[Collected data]
____________

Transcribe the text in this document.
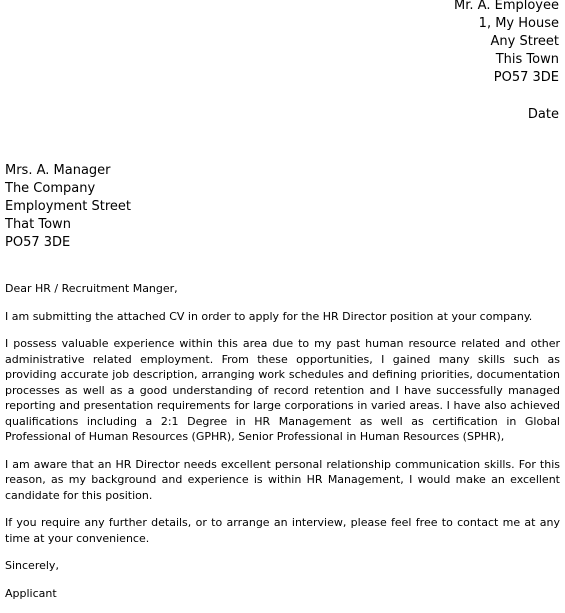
Mr. A. Employee
1, My House
Any Street
This Town
PO57 3DE
Date
Mrs. A. Manager
The Company
Employment Street
That Town
PO57 3DE

Dear HR / Recruitment Manger,

I am submitting the attached CV in order to apply for the HR Director position at your company.

I possess valuable experience within this area due to my past human resource related and other administrative related employment. From these opportunities, I gained many skills such as providing accurate job description, arranging work schedules and defining priorities, documentation processes as well as a good understanding of record retention and I have successfully managed reporting and presentation requirements for large corporations in varied areas. I have also achieved qualifications including a 2:1 Degree in HR Management as well as certification in Global Professional of Human Resources (GPHR), Senior Professional in Human Resources (SPHR),

I am aware that an HR Director needs excellent personal relationship communication skills. For this reason, as my background and experience is within HR Management, I would make an excellent candidate for this position.

If you require any further details, or to arrange an interview, please feel free to contact me at any time at your convenience.

Sincerely,

Applicant
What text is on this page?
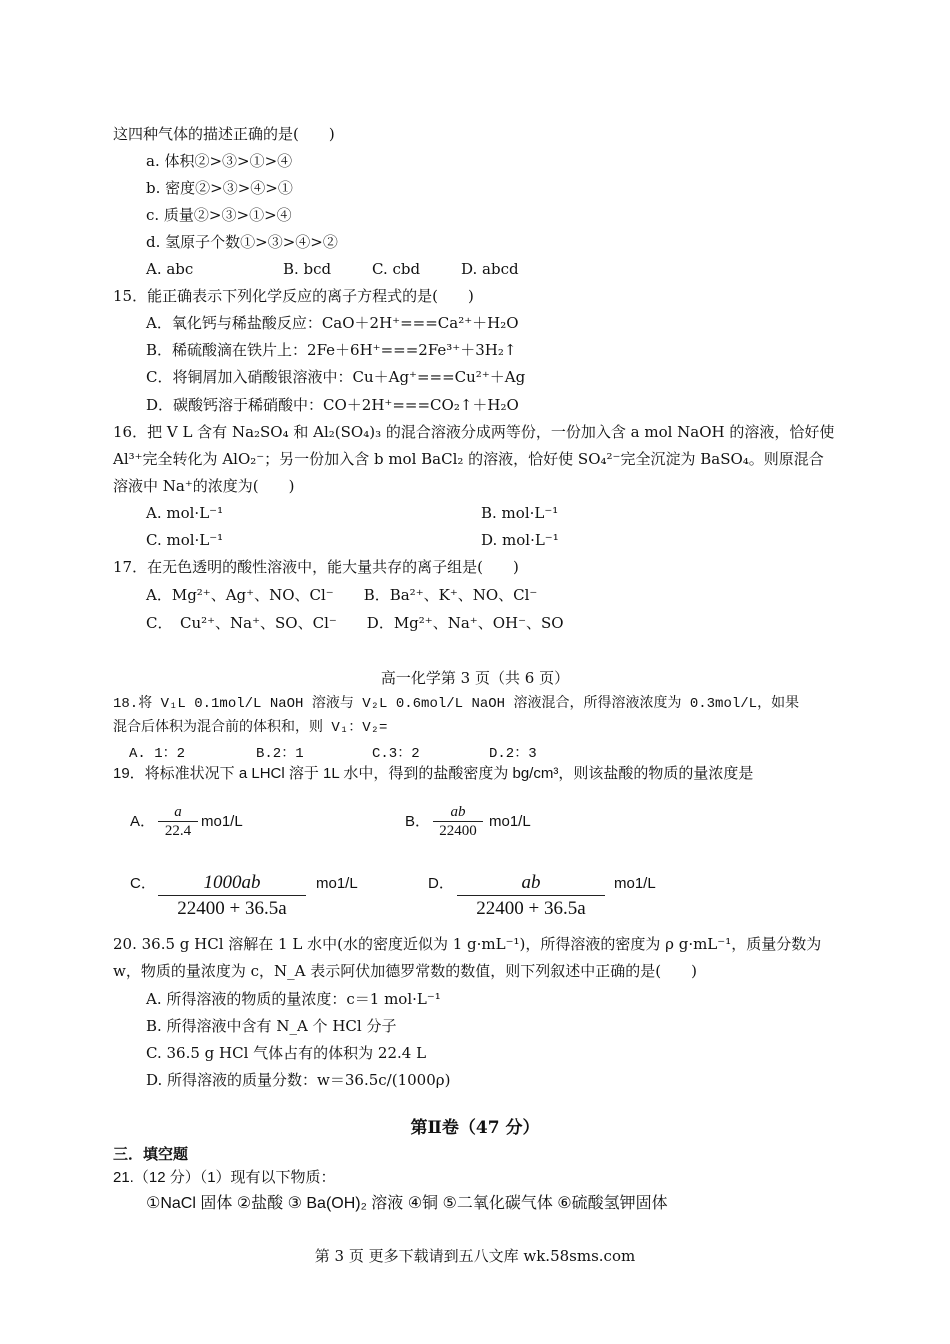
这四种气体的描述正确的是(　　)
a. 体积②>③>①>④
b. 密度②>③>④>①
c. 质量②>③>①>④
d. 氢原子个数①>③>④>②
A. abc	B. bcd	C. cbd	D. abcd
15．能正确表示下列化学反应的离子方程式的是(　　)
A．氧化钙与稀盐酸反应：CaO＋2H⁺===Ca²⁺＋H₂O
B．稀硫酸滴在铁片上：2Fe＋6H⁺===2Fe³⁺＋3H₂↑
C．将铜屑加入硝酸银溶液中：Cu＋Ag⁺===Cu²⁺＋Ag
D．碳酸钙溶于稀硝酸中：CO＋2H⁺===CO₂↑＋H₂O
16．把 V L 含有 Na₂SO₄ 和 Al₂(SO₄)₃ 的混合溶液分成两等份，一份加入含 a mol NaOH 的溶液，恰好使
Al³⁺完全转化为 AlO₂⁻；另一份加入含 b mol BaCl₂ 的溶液，恰好使 SO₄²⁻完全沉淀为 BaSO₄。则原混合
溶液中 Na⁺的浓度为(　　)
A. mol·L⁻¹	B. mol·L⁻¹
C. mol·L⁻¹	D. mol·L⁻¹
17．在无色透明的酸性溶液中，能大量共存的离子组是(　　)
A．Mg²⁺、Ag⁺、NO、Cl⁻　　B．Ba²⁺、K⁺、NO、Cl⁻
C．　Cu²⁺、Na⁺、SO、Cl⁻　　D．Mg²⁺、Na⁺、OH⁻、SO
高一化学第 3 页（共 6 页）
18.将 V₁L 0.1mol/L NaOH 溶液与 V₂L 0.6mol/L NaOH 溶液混合，所得溶液浓度为 0.3mol/L，如果
混合后体积为混合前的体积和，则 V₁：V₂=
A. 1：2	B.2：1	C.3：2	D.2：3
19．将标准状况下 a LHCl 溶于 1L 水中，得到的盐酸密度为 bg/cm³，则该盐酸的物质的量浓度是
A． $\frac{a}{22.4} mo1/L$	B． $\frac{ab}{22400} mo1/L$
C． $\frac{1000ab}{22400 + 36.5a} mo1/L$	D． $\frac{ab}{22400 + 36.5a} mo1/L$
20. 36.5 g HCl 溶解在 1 L 水中(水的密度近似为 1 g·mL⁻¹)，所得溶液的密度为 ρ g·mL⁻¹，质量分数为
w，物质的量浓度为 c，N_A 表示阿伏加德罗常数的数值，则下列叙述中正确的是(　　)
A. 所得溶液的物质的量浓度：c＝1 mol·L⁻¹
B. 所得溶液中含有 N_A 个 HCl 分子
C. 36.5 g HCl 气体占有的体积为 22.4 L
D. 所得溶液的质量分数：w＝36.5c/(1000ρ)
第Ⅱ卷（47 分）
三．填空题
21.（12 分）（1）现有以下物质：
①NaCl 固体 ②盐酸 ③ Ba(OH)₂ 溶液 ④铜 ⑤二氧化碳气体 ⑥硫酸氢钾固体
第 3 页 更多下载请到五八文库 wk.58sms.com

____________

What you have to do: Output exactly the lines from the line with "What text is on this page?" to the last line of the records, including both, and leave every picture out.

Written solution:
What text is on this page?
这四种气体的描述正确的是(　　)
a. 体积②>③>①>④
b. 密度②>③>④>①
c. 质量②>③>①>④
d. 氢原子个数①>③>④>②
A. abc	B. bcd	C. cbd	D. abcd
15．能正确表示下列化学反应的离子方程式的是(　　)
A．氧化钙与稀盐酸反应：CaO＋2H⁺===Ca²⁺＋H₂O
B．稀硫酸滴在铁片上：2Fe＋6H⁺===2Fe³⁺＋3H₂↑
C．将铜屑加入硝酸银溶液中：Cu＋Ag⁺===Cu²⁺＋Ag
D．碳酸钙溶于稀硝酸中：CO＋2H⁺===CO₂↑＋H₂O
16．把 V L 含有 Na₂SO₄ 和 Al₂(SO₄)₃ 的混合溶液分成两等份，一份加入含 a mol NaOH 的溶液，恰好使
Al³⁺完全转化为 AlO₂⁻；另一份加入含 b mol BaCl₂ 的溶液，恰好使 SO₄²⁻完全沉淀为 BaSO₄。则原混合
溶液中 Na⁺的浓度为(　　)
A. mol·L⁻¹	B. mol·L⁻¹
C. mol·L⁻¹	D. mol·L⁻¹
17．在无色透明的酸性溶液中，能大量共存的离子组是(　　)
A．Mg²⁺、Ag⁺、NO、Cl⁻　　B．Ba²⁺、K⁺、NO、Cl⁻
C．　Cu²⁺、Na⁺、SO、Cl⁻　　D．Mg²⁺、Na⁺、OH⁻、SO
高一化学第 3 页（共 6 页）
18.将 V₁L 0.1mol/L NaOH 溶液与 V₂L 0.6mol/L NaOH 溶液混合，所得溶液浓度为 0.3mol/L，如果
混合后体积为混合前的体积和，则 V₁：V₂=
A. 1：2	B.2：1	C.3：2	D.2：3
19．将标准状况下 a LHCl 溶于 1L 水中，得到的盐酸密度为 bg/cm³，则该盐酸的物质的量浓度是
A． $\frac{a}{22.4} mo1/L$	B． $\frac{ab}{22400} mo1/L$
C． $\frac{1000ab}{22400 + 36.5a} mo1/L$	D． $\frac{ab}{22400 + 36.5a} mo1/L$
20. 36.5 g HCl 溶解在 1 L 水中(水的密度近似为 1 g·mL⁻¹)，所得溶液的密度为 ρ g·mL⁻¹，质量分数为
w，物质的量浓度为 c，N_A 表示阿伏加德罗常数的数值，则下列叙述中正确的是(　　)
A. 所得溶液的物质的量浓度：c＝1 mol·L⁻¹
B. 所得溶液中含有 N_A 个 HCl 分子
C. 36.5 g HCl 气体占有的体积为 22.4 L
D. 所得溶液的质量分数：w＝36.5c/(1000ρ)
第Ⅱ卷（47 分）
三．填空题
21.（12 分）（1）现有以下物质：
①NaCl 固体 ②盐酸 ③ Ba(OH)₂ 溶液 ④铜 ⑤二氧化碳气体 ⑥硫酸氢钾固体
第 3 页 更多下载请到五八文库 wk.58sms.com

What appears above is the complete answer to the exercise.